==== Dataset content

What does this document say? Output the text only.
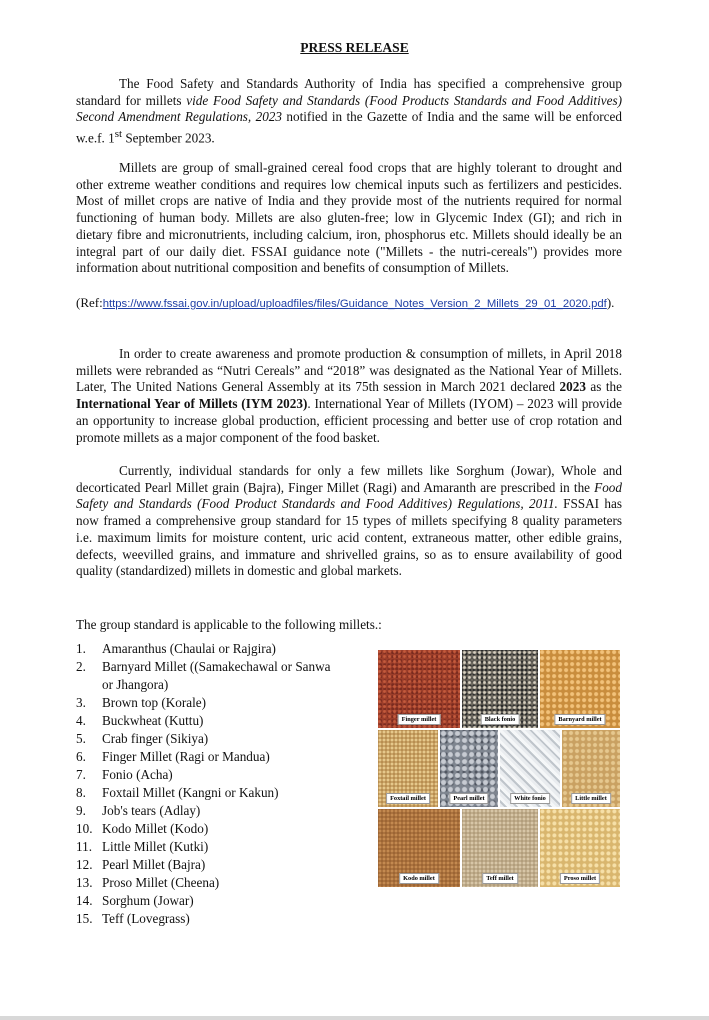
PRESS RELEASE

The Food Safety and Standards Authority of India has specified a comprehensive group standard for millets vide Food Safety and Standards (Food Products Standards and Food Additives) Second Amendment Regulations, 2023 notified in the Gazette of India and the same will be enforced w.e.f. 1st September 2023.

Millets are group of small-grained cereal food crops that are highly tolerant to drought and other extreme weather conditions and requires low chemical inputs such as fertilizers and pesticides. Most of millet crops are native of India and they provide most of the nutrients required for normal functioning of human body. Millets are also gluten-free; low in Glycemic Index (GI); and rich in dietary fibre and micronutrients, including calcium, iron, phosphorus etc. Millets should ideally be an integral part of our daily diet. FSSAI guidance note ("Millets - the nutri-cereals") provides more information about nutritional composition and benefits of consumption of Millets.

(Ref:https://www.fssai.gov.in/upload/uploadfiles/files/Guidance_Notes_Version_2_Millets_29_01_2020.pdf).

In order to create awareness and promote production & consumption of millets, in April 2018 millets were rebranded as “Nutri Cereals” and “2018” was designated as the National Year of Millets. Later, The United Nations General Assembly at its 75th session in March 2021 declared 2023 as the International Year of Millets (IYM 2023). International Year of Millets (IYOM) – 2023 will provide an opportunity to increase global production, efficient processing and better use of crop rotation and promote millets as a major component of the food basket.

Currently, individual standards for only a few millets like Sorghum (Jowar), Whole and decorticated Pearl Millet grain (Bajra), Finger Millet (Ragi) and Amaranth are prescribed in the Food Safety and Standards (Food Product Standards and Food Additives) Regulations, 2011. FSSAI has now framed a comprehensive group standard for 15 types of millets specifying 8 quality parameters i.e. maximum limits for moisture content, uric acid content, extraneous matter, other edible grains, defects, weevilled grains, and immature and shrivelled grains, so as to ensure availability of good quality (standardized) millets in domestic and global markets.

The group standard is applicable to the following millets.:

1.	Amaranthus (Chaulai or Rajgira)
2.	Barnyard Millet ((Samakechawal or Sanwa or Jhangora)
3.	Brown top (Korale)
4.	Buckwheat (Kuttu)
5.	Crab finger (Sikiya)
6.	Finger Millet (Ragi or Mandua)
7.	Fonio (Acha)
8.	Foxtail Millet (Kangni or Kakun)
9.	Job's tears (Adlay)
10. Kodo Millet (Kodo)
11. Little Millet (Kutki)
12. Pearl Millet (Bajra)
13. Proso Millet (Cheena)
14. Sorghum (Jowar)
15. Teff (Lovegrass)
Finger millet	Black fonio	Barnyard millet
Foxtail millet	Pearl millet	White fonio	Little millet
Kodo millet	Teff millet	Proso millet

========

_Exercise brief_:
Can you restate all the records above word for word while dropping the pictures?

_Solution_:
What does this document say? Output the text only.
PRESS RELEASE

The Food Safety and Standards Authority of India has specified a comprehensive group standard for millets vide Food Safety and Standards (Food Products Standards and Food Additives) Second Amendment Regulations, 2023 notified in the Gazette of India and the same will be enforced w.e.f. 1st September 2023.

Millets are group of small-grained cereal food crops that are highly tolerant to drought and other extreme weather conditions and requires low chemical inputs such as fertilizers and pesticides. Most of millet crops are native of India and they provide most of the nutrients required for normal functioning of human body. Millets are also gluten-free; low in Glycemic Index (GI); and rich in dietary fibre and micronutrients, including calcium, iron, phosphorus etc. Millets should ideally be an integral part of our daily diet. FSSAI guidance note ("Millets - the nutri-cereals") provides more information about nutritional composition and benefits of consumption of Millets.

(Ref:https://www.fssai.gov.in/upload/uploadfiles/files/Guidance_Notes_Version_2_Millets_29_01_2020.pdf).

In order to create awareness and promote production & consumption of millets, in April 2018 millets were rebranded as “Nutri Cereals” and “2018” was designated as the National Year of Millets. Later, The United Nations General Assembly at its 75th session in March 2021 declared 2023 as the International Year of Millets (IYM 2023). International Year of Millets (IYOM) – 2023 will provide an opportunity to increase global production, efficient processing and better use of crop rotation and promote millets as a major component of the food basket.

Currently, individual standards for only a few millets like Sorghum (Jowar), Whole and decorticated Pearl Millet grain (Bajra), Finger Millet (Ragi) and Amaranth are prescribed in the Food Safety and Standards (Food Product Standards and Food Additives) Regulations, 2011. FSSAI has now framed a comprehensive group standard for 15 types of millets specifying 8 quality parameters i.e. maximum limits for moisture content, uric acid content, extraneous matter, other edible grains, defects, weevilled grains, and immature and shrivelled grains, so as to ensure availability of good quality (standardized) millets in domestic and global markets.

The group standard is applicable to the following millets.:

1.	Amaranthus (Chaulai or Rajgira)
2.	Barnyard Millet ((Samakechawal or Sanwa or Jhangora)
3.	Brown top (Korale)
4.	Buckwheat (Kuttu)
5.	Crab finger (Sikiya)
6.	Finger Millet (Ragi or Mandua)
7.	Fonio (Acha)
8.	Foxtail Millet (Kangni or Kakun)
9.	Job's tears (Adlay)
10. Kodo Millet (Kodo)
11. Little Millet (Kutki)
12. Pearl Millet (Bajra)
13. Proso Millet (Cheena)
14. Sorghum (Jowar)
15. Teff (Lovegrass)
Finger millet	Black fonio	Barnyard millet
Foxtail millet	Pearl millet	White fonio	Little millet
Kodo millet	Teff millet	Proso millet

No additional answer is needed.